> [DATA PROVIDED]:
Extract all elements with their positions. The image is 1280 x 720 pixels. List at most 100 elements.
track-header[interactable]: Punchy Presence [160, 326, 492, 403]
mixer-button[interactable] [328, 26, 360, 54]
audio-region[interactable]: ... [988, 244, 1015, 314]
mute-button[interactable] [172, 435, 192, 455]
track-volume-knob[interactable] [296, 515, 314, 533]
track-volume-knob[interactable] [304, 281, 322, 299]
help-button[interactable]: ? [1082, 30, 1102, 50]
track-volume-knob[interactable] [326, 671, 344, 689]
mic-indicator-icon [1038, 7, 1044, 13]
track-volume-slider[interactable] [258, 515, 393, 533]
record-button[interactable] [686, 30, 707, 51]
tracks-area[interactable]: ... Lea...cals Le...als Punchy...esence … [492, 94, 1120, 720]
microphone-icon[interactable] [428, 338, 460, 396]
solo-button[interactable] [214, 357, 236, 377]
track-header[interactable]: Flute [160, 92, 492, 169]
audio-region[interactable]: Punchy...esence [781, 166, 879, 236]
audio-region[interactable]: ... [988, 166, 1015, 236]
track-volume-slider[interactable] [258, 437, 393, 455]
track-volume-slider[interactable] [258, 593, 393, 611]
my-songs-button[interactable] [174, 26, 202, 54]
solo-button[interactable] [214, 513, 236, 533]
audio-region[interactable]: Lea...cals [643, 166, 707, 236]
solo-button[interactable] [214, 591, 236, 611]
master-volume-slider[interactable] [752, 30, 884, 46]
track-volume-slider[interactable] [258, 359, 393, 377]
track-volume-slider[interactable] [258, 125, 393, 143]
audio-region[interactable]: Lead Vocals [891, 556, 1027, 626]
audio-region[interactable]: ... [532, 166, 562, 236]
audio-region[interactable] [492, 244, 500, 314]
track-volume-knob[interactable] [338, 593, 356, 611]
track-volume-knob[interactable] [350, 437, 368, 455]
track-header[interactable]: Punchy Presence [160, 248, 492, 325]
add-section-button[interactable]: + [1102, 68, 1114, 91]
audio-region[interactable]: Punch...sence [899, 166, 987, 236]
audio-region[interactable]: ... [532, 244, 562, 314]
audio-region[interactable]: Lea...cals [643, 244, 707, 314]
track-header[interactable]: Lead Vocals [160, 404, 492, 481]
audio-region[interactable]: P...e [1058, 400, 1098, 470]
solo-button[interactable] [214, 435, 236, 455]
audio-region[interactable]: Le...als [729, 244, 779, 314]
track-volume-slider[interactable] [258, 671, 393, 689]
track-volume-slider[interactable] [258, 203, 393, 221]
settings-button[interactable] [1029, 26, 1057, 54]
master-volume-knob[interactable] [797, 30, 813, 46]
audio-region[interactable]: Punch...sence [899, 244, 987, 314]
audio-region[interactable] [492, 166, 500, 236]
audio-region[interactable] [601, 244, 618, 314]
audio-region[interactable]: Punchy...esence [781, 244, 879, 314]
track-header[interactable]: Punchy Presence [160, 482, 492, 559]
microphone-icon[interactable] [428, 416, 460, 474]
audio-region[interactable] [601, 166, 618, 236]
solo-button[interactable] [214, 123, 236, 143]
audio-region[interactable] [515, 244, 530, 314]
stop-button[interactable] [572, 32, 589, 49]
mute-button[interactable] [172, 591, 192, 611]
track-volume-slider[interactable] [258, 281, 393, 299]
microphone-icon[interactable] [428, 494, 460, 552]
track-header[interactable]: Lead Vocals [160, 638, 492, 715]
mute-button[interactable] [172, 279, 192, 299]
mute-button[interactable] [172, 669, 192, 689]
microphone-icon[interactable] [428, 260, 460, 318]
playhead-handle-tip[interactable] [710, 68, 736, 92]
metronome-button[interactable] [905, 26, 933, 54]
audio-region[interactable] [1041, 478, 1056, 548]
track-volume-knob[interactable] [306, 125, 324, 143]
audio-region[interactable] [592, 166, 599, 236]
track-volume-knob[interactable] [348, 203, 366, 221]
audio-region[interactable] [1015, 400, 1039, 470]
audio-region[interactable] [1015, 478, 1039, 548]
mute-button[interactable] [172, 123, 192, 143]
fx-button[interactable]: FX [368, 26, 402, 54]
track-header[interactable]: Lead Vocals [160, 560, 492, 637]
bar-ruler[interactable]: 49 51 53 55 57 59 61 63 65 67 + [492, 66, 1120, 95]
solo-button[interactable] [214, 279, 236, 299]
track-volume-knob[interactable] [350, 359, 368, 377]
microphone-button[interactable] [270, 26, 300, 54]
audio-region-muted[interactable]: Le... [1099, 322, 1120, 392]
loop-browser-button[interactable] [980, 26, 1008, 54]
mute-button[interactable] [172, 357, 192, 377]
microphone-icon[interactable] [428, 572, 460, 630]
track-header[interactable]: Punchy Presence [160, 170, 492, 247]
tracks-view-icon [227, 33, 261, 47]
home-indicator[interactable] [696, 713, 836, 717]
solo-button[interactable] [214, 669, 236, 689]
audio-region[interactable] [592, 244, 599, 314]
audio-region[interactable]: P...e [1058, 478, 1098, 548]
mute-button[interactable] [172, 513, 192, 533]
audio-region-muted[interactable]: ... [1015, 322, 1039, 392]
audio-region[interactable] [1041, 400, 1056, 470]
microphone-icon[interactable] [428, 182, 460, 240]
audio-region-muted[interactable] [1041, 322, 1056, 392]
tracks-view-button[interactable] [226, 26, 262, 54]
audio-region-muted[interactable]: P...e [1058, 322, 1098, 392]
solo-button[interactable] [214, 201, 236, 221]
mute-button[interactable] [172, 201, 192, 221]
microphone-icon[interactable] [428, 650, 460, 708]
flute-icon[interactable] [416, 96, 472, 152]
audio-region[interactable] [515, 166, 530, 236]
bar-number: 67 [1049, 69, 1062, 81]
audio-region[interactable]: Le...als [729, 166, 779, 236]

> [WHAT IS EXPECTED]: Print every line of the material above verbatim, keeping each character, space and line break unchanged.

> [WRITTEN REPLY]:
Extract all elements with their positions. The image is 1280 x 720 pixels. List at most 100 elements.
track-header[interactable]: Punchy Presence [160, 326, 492, 403]
mixer-button[interactable] [328, 26, 360, 54]
audio-region[interactable]: ... [988, 244, 1015, 314]
mute-button[interactable] [172, 435, 192, 455]
track-volume-knob[interactable] [296, 515, 314, 533]
track-volume-knob[interactable] [304, 281, 322, 299]
help-button[interactable]: ? [1082, 30, 1102, 50]
track-volume-knob[interactable] [326, 671, 344, 689]
mic-indicator-icon [1038, 7, 1044, 13]
track-volume-slider[interactable] [258, 515, 393, 533]
record-button[interactable] [686, 30, 707, 51]
tracks-area[interactable]: ... Lea...cals Le...als Punchy...esence … [492, 94, 1120, 720]
microphone-icon[interactable] [428, 338, 460, 396]
solo-button[interactable] [214, 357, 236, 377]
track-header[interactable]: Flute [160, 92, 492, 169]
audio-region[interactable]: Punchy...esence [781, 166, 879, 236]
audio-region[interactable]: ... [988, 166, 1015, 236]
track-volume-slider[interactable] [258, 437, 393, 455]
track-volume-slider[interactable] [258, 593, 393, 611]
my-songs-button[interactable] [174, 26, 202, 54]
solo-button[interactable] [214, 513, 236, 533]
audio-region[interactable]: Lea...cals [643, 166, 707, 236]
solo-button[interactable] [214, 591, 236, 611]
master-volume-slider[interactable] [752, 30, 884, 46]
track-volume-slider[interactable] [258, 359, 393, 377]
track-volume-slider[interactable] [258, 125, 393, 143]
audio-region[interactable]: Lead Vocals [891, 556, 1027, 626]
audio-region[interactable]: ... [532, 166, 562, 236]
audio-region[interactable] [492, 244, 500, 314]
track-volume-knob[interactable] [338, 593, 356, 611]
track-volume-knob[interactable] [350, 437, 368, 455]
track-header[interactable]: Punchy Presence [160, 248, 492, 325]
add-section-button[interactable]: + [1102, 68, 1114, 91]
audio-region[interactable]: Punch...sence [899, 166, 987, 236]
audio-region[interactable]: ... [532, 244, 562, 314]
audio-region[interactable]: Lea...cals [643, 244, 707, 314]
track-header[interactable]: Lead Vocals [160, 404, 492, 481]
audio-region[interactable]: P...e [1058, 400, 1098, 470]
solo-button[interactable] [214, 435, 236, 455]
audio-region[interactable]: Le...als [729, 244, 779, 314]
track-volume-slider[interactable] [258, 671, 393, 689]
track-volume-slider[interactable] [258, 203, 393, 221]
settings-button[interactable] [1029, 26, 1057, 54]
master-volume-knob[interactable] [797, 30, 813, 46]
audio-region[interactable]: Punch...sence [899, 244, 987, 314]
audio-region[interactable] [492, 166, 500, 236]
audio-region[interactable] [601, 244, 618, 314]
audio-region[interactable]: Punchy...esence [781, 244, 879, 314]
track-header[interactable]: Punchy Presence [160, 482, 492, 559]
microphone-icon[interactable] [428, 416, 460, 474]
audio-region[interactable] [601, 166, 618, 236]
solo-button[interactable] [214, 123, 236, 143]
audio-region[interactable] [515, 244, 530, 314]
stop-button[interactable] [572, 32, 589, 49]
mute-button[interactable] [172, 591, 192, 611]
track-volume-slider[interactable] [258, 281, 393, 299]
microphone-icon[interactable] [428, 494, 460, 552]
track-header[interactable]: Lead Vocals [160, 638, 492, 715]
mute-button[interactable] [172, 279, 192, 299]
mute-button[interactable] [172, 669, 192, 689]
microphone-icon[interactable] [428, 260, 460, 318]
playhead-handle-tip[interactable] [710, 68, 736, 92]
metronome-button[interactable] [905, 26, 933, 54]
audio-region[interactable] [1041, 478, 1056, 548]
track-volume-knob[interactable] [306, 125, 324, 143]
audio-region[interactable] [592, 166, 599, 236]
track-volume-knob[interactable] [348, 203, 366, 221]
audio-region[interactable] [1015, 400, 1039, 470]
audio-region[interactable] [1015, 478, 1039, 548]
mute-button[interactable] [172, 123, 192, 143]
fx-button[interactable]: FX [368, 26, 402, 54]
track-header[interactable]: Lead Vocals [160, 560, 492, 637]
bar-ruler[interactable]: 49 51 53 55 57 59 61 63 65 67 + [492, 66, 1120, 95]
solo-button[interactable] [214, 279, 236, 299]
track-volume-knob[interactable] [350, 359, 368, 377]
microphone-button[interactable] [270, 26, 300, 54]
audio-region-muted[interactable]: Le... [1099, 322, 1120, 392]
loop-browser-button[interactable] [980, 26, 1008, 54]
mute-button[interactable] [172, 357, 192, 377]
microphone-icon[interactable] [428, 572, 460, 630]
track-header[interactable]: Punchy Presence [160, 170, 492, 247]
tracks-view-icon [227, 33, 261, 47]
home-indicator[interactable] [696, 713, 836, 717]
solo-button[interactable] [214, 669, 236, 689]
audio-region[interactable] [592, 244, 599, 314]
audio-region[interactable]: P...e [1058, 478, 1098, 548]
mute-button[interactable] [172, 513, 192, 533]
audio-region-muted[interactable]: ... [1015, 322, 1039, 392]
audio-region[interactable] [1041, 400, 1056, 470]
microphone-icon[interactable] [428, 182, 460, 240]
audio-region-muted[interactable] [1041, 322, 1056, 392]
tracks-view-button[interactable] [226, 26, 262, 54]
audio-region-muted[interactable]: P...e [1058, 322, 1098, 392]
solo-button[interactable] [214, 201, 236, 221]
mute-button[interactable] [172, 201, 192, 221]
microphone-icon[interactable] [428, 650, 460, 708]
flute-icon[interactable] [416, 96, 472, 152]
audio-region[interactable] [515, 166, 530, 236]
bar-number: 67 [1049, 69, 1062, 81]
audio-region[interactable]: Le...als [729, 166, 779, 236]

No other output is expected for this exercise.